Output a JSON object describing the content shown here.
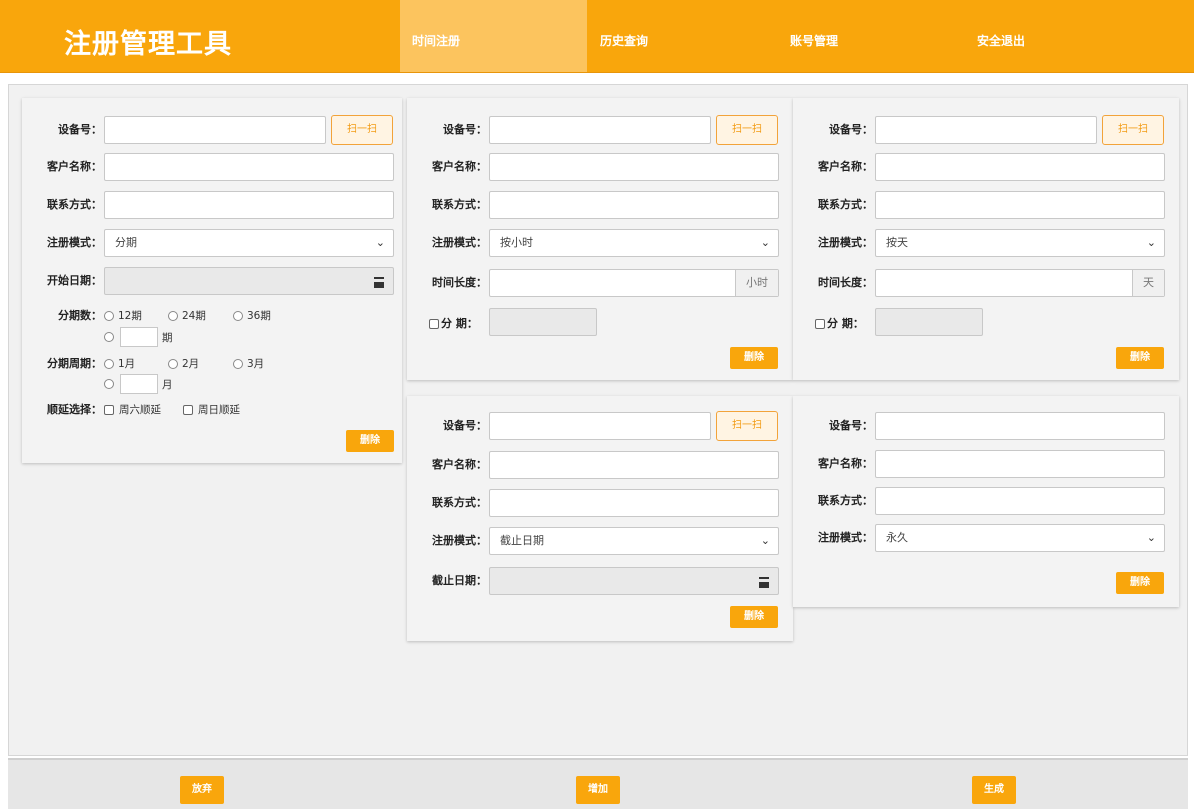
{
  "app": {
    "title": "注册管理工具"
  },
  "nav": [
    {
      "label": "时间注册",
      "active": true
    },
    {
      "label": "历史查询"
    },
    {
      "label": "账号管理"
    },
    {
      "label": "安全退出"
    }
  ],
  "common": {
    "device_label": "设备号：",
    "customer_label": "客户名称：",
    "contact_label": "联系方式：",
    "mode_label": "注册模式：",
    "scan_label": "扫一扫",
    "delete_label": "删除"
  },
  "card1": {
    "mode_value": "分期",
    "start_date_label": "开始日期：",
    "installments_label": "分期数：",
    "installment_options": [
      "12期",
      "24期",
      "36期"
    ],
    "installment_custom_unit": "期",
    "cycle_label": "分期周期：",
    "cycle_options": [
      "1月",
      "2月",
      "3月"
    ],
    "cycle_custom_unit": "月",
    "defer_label": "顺延选择：",
    "defer_options": [
      "周六顺延",
      "周日顺延"
    ]
  },
  "card2": {
    "mode_value": "按小时",
    "duration_label": "时间长度：",
    "duration_unit": "小时",
    "installment_check_label": "分 期："
  },
  "card3": {
    "mode_value": "按天",
    "duration_label": "时间长度：",
    "duration_unit": "天",
    "installment_check_label": "分 期："
  },
  "card4": {
    "mode_value": "截止日期",
    "end_date_label": "截止日期："
  },
  "card5": {
    "mode_value": "永久"
  },
  "footer": {
    "discard_label": "放弃",
    "add_label": "增加",
    "generate_label": "生成"
  },
  "colors": {
    "accent": "#f9a60c",
    "nav_active": "#fcc45e"
  },
  "icons": [
    "calendar-icon",
    "chevron-down-icon"
  ]
}
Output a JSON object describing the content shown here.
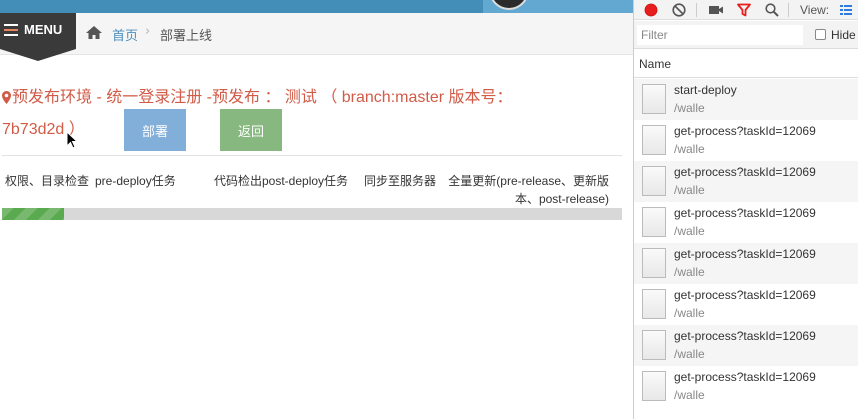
{
  "app": {
    "menu_label": "MENU",
    "breadcrumb": {
      "home": "首页",
      "separator": "›",
      "current": "部署上线"
    },
    "heading": "预发布环境 - 统一登录注册 -预发布 ： 测试 （ branch:master 版本号：7b73d2d ）",
    "buttons": {
      "deploy": "部署",
      "back": "返回"
    },
    "steps": [
      "权限、目录检查",
      "pre-deploy任务",
      "代码检出post-deploy任务",
      "同步至服务器",
      "全量更新(pre-release、更新版本、post-release)"
    ],
    "progress_fraction": 0.1,
    "colors": {
      "heading": "#d15b47",
      "deploy_button": "#82afd9",
      "back_button": "#87b87f",
      "progress": "#5aaa4f",
      "topbar": "#438eb9"
    }
  },
  "devtools": {
    "toolbar": {
      "icons": [
        "record-icon",
        "clear-icon",
        "video-icon",
        "filter-icon",
        "search-icon",
        "list-view-icon"
      ],
      "view_label": "View:"
    },
    "filter": {
      "placeholder": "Filter",
      "hide_label": "Hide"
    },
    "name_header": "Name",
    "requests": [
      {
        "name": "start-deploy",
        "path": "/walle"
      },
      {
        "name": "get-process?taskId=12069",
        "path": "/walle"
      },
      {
        "name": "get-process?taskId=12069",
        "path": "/walle"
      },
      {
        "name": "get-process?taskId=12069",
        "path": "/walle"
      },
      {
        "name": "get-process?taskId=12069",
        "path": "/walle"
      },
      {
        "name": "get-process?taskId=12069",
        "path": "/walle"
      },
      {
        "name": "get-process?taskId=12069",
        "path": "/walle"
      },
      {
        "name": "get-process?taskId=12069",
        "path": "/walle"
      }
    ]
  }
}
--
All of the entries above should be duplicated exactly, except for the pictures.

Output a JSON object describing the content shown here.
{
  "app": {
    "title": "注册管理工具"
  },
  "nav": [
    {
      "label": "时间注册",
      "active": true
    },
    {
      "label": "历史查询"
    },
    {
      "label": "账号管理"
    },
    {
      "label": "安全退出"
    }
  ],
  "common": {
    "device_label": "设备号：",
    "customer_label": "客户名称：",
    "contact_label": "联系方式：",
    "mode_label": "注册模式：",
    "scan_label": "扫一扫",
    "delete_label": "删除"
  },
  "card1": {
    "mode_value": "分期",
    "start_date_label": "开始日期：",
    "installments_label": "分期数：",
    "installment_options": [
      "12期",
      "24期",
      "36期"
    ],
    "installment_custom_unit": "期",
    "cycle_label": "分期周期：",
    "cycle_options": [
      "1月",
      "2月",
      "3月"
    ],
    "cycle_custom_unit": "月",
    "defer_label": "顺延选择：",
    "defer_options": [
      "周六顺延",
      "周日顺延"
    ]
  },
  "card2": {
    "mode_value": "按小时",
    "duration_label": "时间长度：",
    "duration_unit": "小时",
    "installment_check_label": "分 期："
  },
  "card3": {
    "mode_value": "按天",
    "duration_label": "时间长度：",
    "duration_unit": "天",
    "installment_check_label": "分 期："
  },
  "card4": {
    "mode_value": "截止日期",
    "end_date_label": "截止日期："
  },
  "card5": {
    "mode_value": "永久"
  },
  "footer": {
    "discard_label": "放弃",
    "add_label": "增加",
    "generate_label": "生成"
  },
  "colors": {
    "accent": "#f9a60c",
    "nav_active": "#fcc45e"
  },
  "icons": [
    "calendar-icon",
    "chevron-down-icon"
  ]
}
Output a JSON object describing the content shown here.
{
  "app": {
    "menu_label": "MENU",
    "breadcrumb": {
      "home": "首页",
      "separator": "›",
      "current": "部署上线"
    },
    "heading": "预发布环境 - 统一登录注册 -预发布 ： 测试 （ branch:master 版本号：7b73d2d ）",
    "buttons": {
      "deploy": "部署",
      "back": "返回"
    },
    "steps": [
      "权限、目录检查",
      "pre-deploy任务",
      "代码检出post-deploy任务",
      "同步至服务器",
      "全量更新(pre-release、更新版本、post-release)"
    ],
    "progress_fraction": 0.1,
    "colors": {
      "heading": "#d15b47",
      "deploy_button": "#82afd9",
      "back_button": "#87b87f",
      "progress": "#5aaa4f",
      "topbar": "#438eb9"
    }
  },
  "devtools": {
    "toolbar": {
      "icons": [
        "record-icon",
        "clear-icon",
        "video-icon",
        "filter-icon",
        "search-icon",
        "list-view-icon"
      ],
      "view_label": "View:"
    },
    "filter": {
      "placeholder": "Filter",
      "hide_label": "Hide"
    },
    "name_header": "Name",
    "requests": [
      {
        "name": "start-deploy",
        "path": "/walle"
      },
      {
        "name": "get-process?taskId=12069",
        "path": "/walle"
      },
      {
        "name": "get-process?taskId=12069",
        "path": "/walle"
      },
      {
        "name": "get-process?taskId=12069",
        "path": "/walle"
      },
      {
        "name": "get-process?taskId=12069",
        "path": "/walle"
      },
      {
        "name": "get-process?taskId=12069",
        "path": "/walle"
      },
      {
        "name": "get-process?taskId=12069",
        "path": "/walle"
      },
      {
        "name": "get-process?taskId=12069",
        "path": "/walle"
      }
    ]
  }
}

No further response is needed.